--- BEGIN Text shown ---

Kim/Gordon,

I was wrong about the NFS for qpid journal files, looks like they are on
NFS, so does NFS cause this issue?

Ram

On Wed, Nov 7, 2018 at 12:18 PM rammohan ganapavarapu <
[email protected]> wrote:

> Kim,
>
> Ok, i am still trying to see what part of my java application is causing
> that issue, yes that issue is happening intermittently. Regarding
> "JERR_WMGR_ENQDISCONT" error, may be they are chained exceptions from the
> previous error JERR_JCNTL_AIOCMPLWAIT?
>
> Does message size contribute to this issue?
>
> Thanks,
> Ram
>
> On Wed, Nov 7, 2018 at 11:37 AM Kim van der Riet <[email protected]>
> wrote:
>
>> No, they are not.
>>
>> These two defines govern the number of sleeps and the sleep time while
>> waiting for before throwing an exception during recovery only. They do
>> not play a role during normal operation.

--- END Text shown ---

[To be done]:
(1) In the qpid journal thread, where did Ram find the qpid journal files to be stored?
(2) Rewrite the qpid journal thread between "On Wed, Nov 7, 2018 at 12:18" and "to this issue?", inclusive, putting "occasionally" in place of "intermittently".
(3) Continue the qpid journal thread from its last sentence.

--- BEGIN Provided material ---

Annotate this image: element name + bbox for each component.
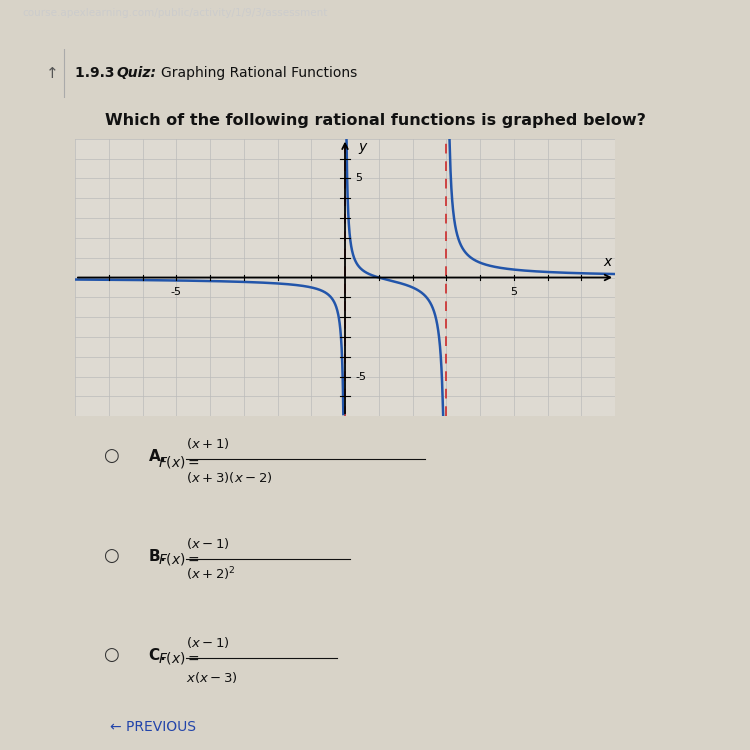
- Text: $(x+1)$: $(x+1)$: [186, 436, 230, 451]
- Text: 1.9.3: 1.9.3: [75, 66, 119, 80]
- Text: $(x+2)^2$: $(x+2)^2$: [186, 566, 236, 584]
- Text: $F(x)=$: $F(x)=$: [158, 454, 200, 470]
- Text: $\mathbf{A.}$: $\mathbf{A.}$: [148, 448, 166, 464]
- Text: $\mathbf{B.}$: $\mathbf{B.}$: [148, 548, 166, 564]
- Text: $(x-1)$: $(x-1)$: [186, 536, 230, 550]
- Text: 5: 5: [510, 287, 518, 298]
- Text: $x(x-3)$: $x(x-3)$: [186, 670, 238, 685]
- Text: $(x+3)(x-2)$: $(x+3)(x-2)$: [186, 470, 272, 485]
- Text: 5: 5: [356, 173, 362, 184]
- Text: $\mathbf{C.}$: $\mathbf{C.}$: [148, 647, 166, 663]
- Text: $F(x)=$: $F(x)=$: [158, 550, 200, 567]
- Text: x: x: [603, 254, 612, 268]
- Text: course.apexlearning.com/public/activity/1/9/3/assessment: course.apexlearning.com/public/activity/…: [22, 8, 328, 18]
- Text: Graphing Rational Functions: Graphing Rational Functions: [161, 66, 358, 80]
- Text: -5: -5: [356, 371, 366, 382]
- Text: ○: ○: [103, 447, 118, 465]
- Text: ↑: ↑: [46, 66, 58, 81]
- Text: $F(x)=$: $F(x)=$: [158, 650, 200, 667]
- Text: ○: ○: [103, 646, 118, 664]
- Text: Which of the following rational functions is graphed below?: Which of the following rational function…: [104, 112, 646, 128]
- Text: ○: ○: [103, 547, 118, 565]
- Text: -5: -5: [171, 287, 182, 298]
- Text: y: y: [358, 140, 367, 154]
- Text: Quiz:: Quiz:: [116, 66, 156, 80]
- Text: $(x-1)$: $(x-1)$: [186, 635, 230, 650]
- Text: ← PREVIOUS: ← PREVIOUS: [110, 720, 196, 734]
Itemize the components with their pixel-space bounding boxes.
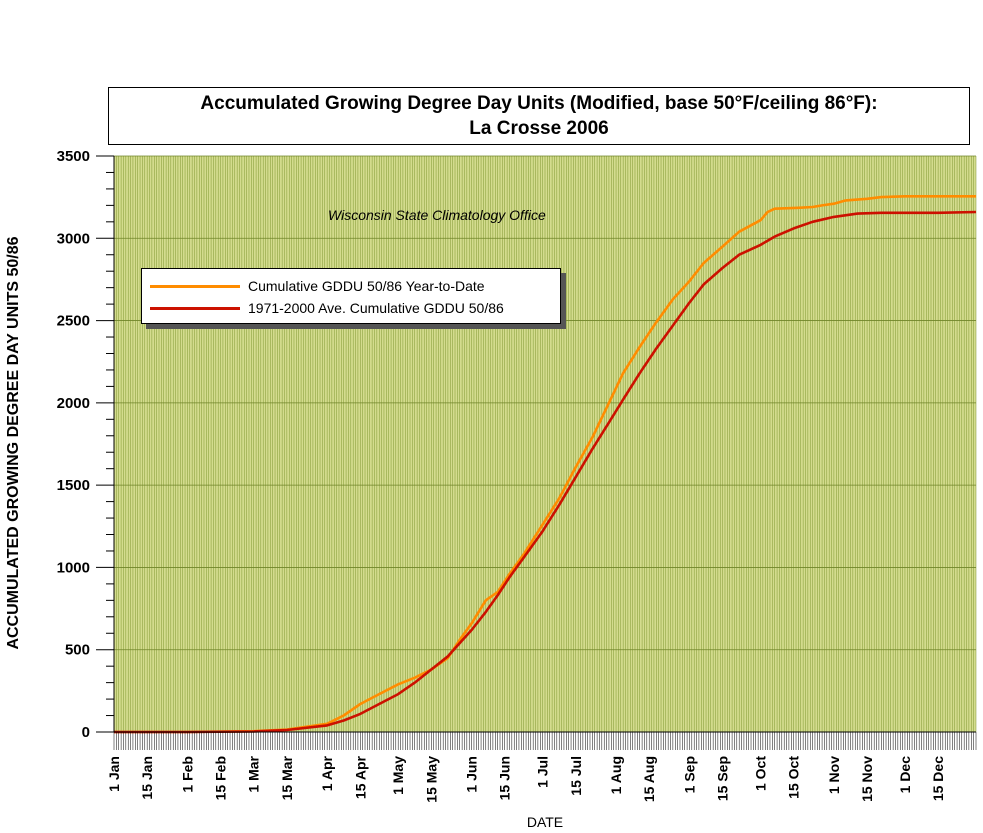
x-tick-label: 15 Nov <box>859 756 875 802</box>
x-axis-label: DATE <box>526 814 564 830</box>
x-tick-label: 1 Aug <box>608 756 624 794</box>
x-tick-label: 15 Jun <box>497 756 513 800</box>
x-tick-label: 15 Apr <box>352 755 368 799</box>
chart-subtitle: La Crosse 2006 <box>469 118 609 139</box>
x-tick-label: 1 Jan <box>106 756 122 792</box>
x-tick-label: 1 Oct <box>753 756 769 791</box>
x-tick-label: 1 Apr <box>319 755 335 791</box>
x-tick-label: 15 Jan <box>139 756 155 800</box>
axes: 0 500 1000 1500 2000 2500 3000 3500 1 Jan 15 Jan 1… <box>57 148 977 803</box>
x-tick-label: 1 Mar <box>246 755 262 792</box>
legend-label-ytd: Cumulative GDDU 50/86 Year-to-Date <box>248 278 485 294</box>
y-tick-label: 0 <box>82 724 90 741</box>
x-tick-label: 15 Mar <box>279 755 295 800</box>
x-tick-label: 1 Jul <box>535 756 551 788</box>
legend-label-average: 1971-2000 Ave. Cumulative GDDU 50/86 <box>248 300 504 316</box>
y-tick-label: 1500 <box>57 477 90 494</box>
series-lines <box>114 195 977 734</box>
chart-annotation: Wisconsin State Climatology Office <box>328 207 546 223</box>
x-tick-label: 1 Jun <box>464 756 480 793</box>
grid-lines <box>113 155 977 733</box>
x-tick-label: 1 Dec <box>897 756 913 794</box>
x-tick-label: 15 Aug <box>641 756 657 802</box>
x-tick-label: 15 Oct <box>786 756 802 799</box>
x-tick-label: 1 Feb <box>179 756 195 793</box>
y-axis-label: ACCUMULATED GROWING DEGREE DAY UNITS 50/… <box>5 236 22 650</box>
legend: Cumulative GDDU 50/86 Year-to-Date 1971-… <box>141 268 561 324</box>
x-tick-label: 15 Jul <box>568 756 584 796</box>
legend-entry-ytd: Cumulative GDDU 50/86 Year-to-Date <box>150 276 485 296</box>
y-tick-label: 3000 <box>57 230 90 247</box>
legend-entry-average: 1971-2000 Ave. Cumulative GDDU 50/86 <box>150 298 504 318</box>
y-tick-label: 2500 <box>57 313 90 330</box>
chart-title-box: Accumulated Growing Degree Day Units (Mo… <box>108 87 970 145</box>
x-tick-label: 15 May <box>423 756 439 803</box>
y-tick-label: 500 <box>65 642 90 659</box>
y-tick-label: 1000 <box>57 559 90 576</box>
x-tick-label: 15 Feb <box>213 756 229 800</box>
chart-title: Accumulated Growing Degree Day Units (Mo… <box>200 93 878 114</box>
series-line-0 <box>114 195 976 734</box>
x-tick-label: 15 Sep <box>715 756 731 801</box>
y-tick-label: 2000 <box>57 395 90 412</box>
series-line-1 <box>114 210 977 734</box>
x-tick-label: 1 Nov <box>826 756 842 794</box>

--- END Provided material ---

[Task results]:
(1) On NFS.

(2)
On Wed, Nov 7, 2018 at 12:18 PM rammohan ganapavarapu <
[email protected]> wrote:

> Kim,
>
> Ok, i am still trying to see what part of my java application is causing
> that issue, yes that issue is happening occasionally. Regarding
> "JERR_WMGR_ENQDISCONT" error, may be they are chained exceptions from the
> previous error JERR_JCNTL_AIOCMPLWAIT?
>
> Does message size contribute to this issue?

(3)
>>
>> If you are able to compile the broker code, you can try playing with
>> these values. But I don't think they will make much difference to the
>> overall problem. I think some of the other errors you have been seeing
>> prior to this one are closer to where the real problem lies - such as
>> the JRNL_WMGR_ENQDISCONT error.
>>
>> Do you have a reproducer of any kind? Does this error occur predictably
>> under some or other conditions?
>>
>> Thanks,
>>
>> Kim van der Riet
>>
>> On 11/7/18 12:51 PM, rammohan ganapavarapu wrote:
>> > Kim,
>> >
>> > I see these two settings from code, can these be configurable?
>> >
>> > #define MAX_AIO_SLEEPS 100000 // tot: ~1 sec
>> >
>> > #define AIO_SLEEP_TIME_US  10 // 0.01 ms
>> >
>> >
>> > Ram
>> >
>> > On Wed, Nov 7, 2018 at 7:04 AM rammohan ganapavarapu <
>> > [email protected]> wrote:
>> >
>> >> Thank you Kim, i will try your suggestions.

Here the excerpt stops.